* start DATA PROVIDED *

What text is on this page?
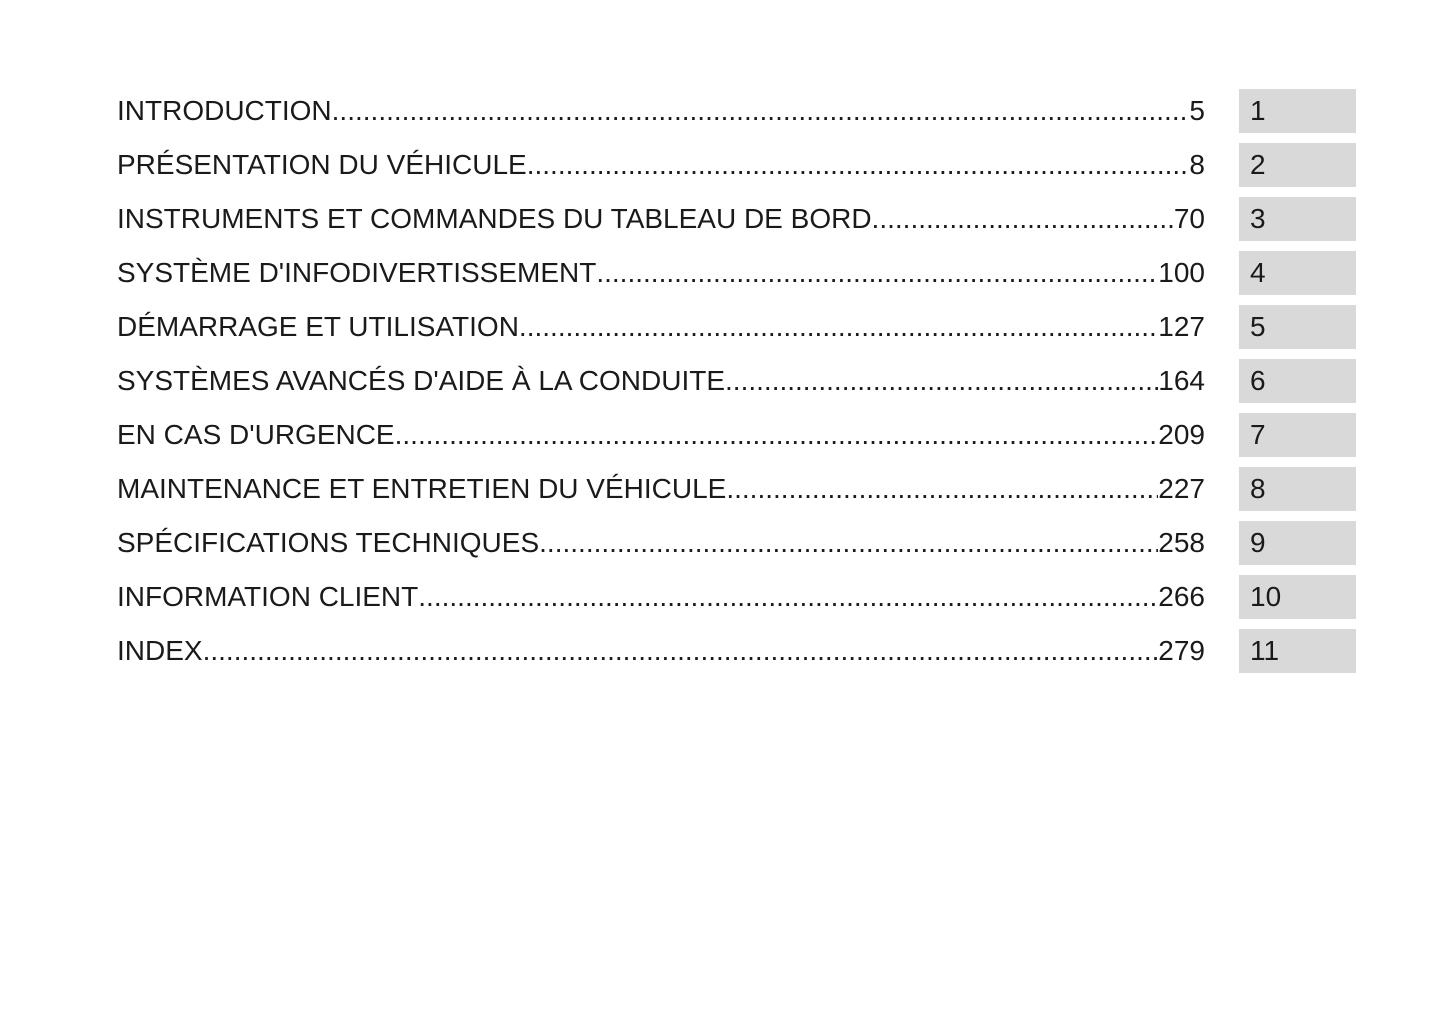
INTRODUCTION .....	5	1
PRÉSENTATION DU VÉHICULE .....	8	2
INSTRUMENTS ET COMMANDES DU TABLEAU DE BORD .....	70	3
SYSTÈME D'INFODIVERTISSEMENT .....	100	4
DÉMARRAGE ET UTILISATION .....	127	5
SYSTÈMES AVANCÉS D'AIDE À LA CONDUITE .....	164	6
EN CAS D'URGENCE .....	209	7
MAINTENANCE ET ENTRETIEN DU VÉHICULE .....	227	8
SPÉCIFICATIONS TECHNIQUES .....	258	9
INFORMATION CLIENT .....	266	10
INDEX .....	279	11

* end DATA PROVIDED *

▶ EXERCISE PROMPT
Transcribe the records above verbatim. Do not carry over any picture.

▶ EXERCISE ANSWER
What text is on this page?
INTRODUCTION .....	5	1
PRÉSENTATION DU VÉHICULE .....	8	2
INSTRUMENTS ET COMMANDES DU TABLEAU DE BORD .....	70	3
SYSTÈME D'INFODIVERTISSEMENT .....	100	4
DÉMARRAGE ET UTILISATION .....	127	5
SYSTÈMES AVANCÉS D'AIDE À LA CONDUITE .....	164	6
EN CAS D'URGENCE .....	209	7
MAINTENANCE ET ENTRETIEN DU VÉHICULE .....	227	8
SPÉCIFICATIONS TECHNIQUES .....	258	9
INFORMATION CLIENT .....	266	10
INDEX .....	279	11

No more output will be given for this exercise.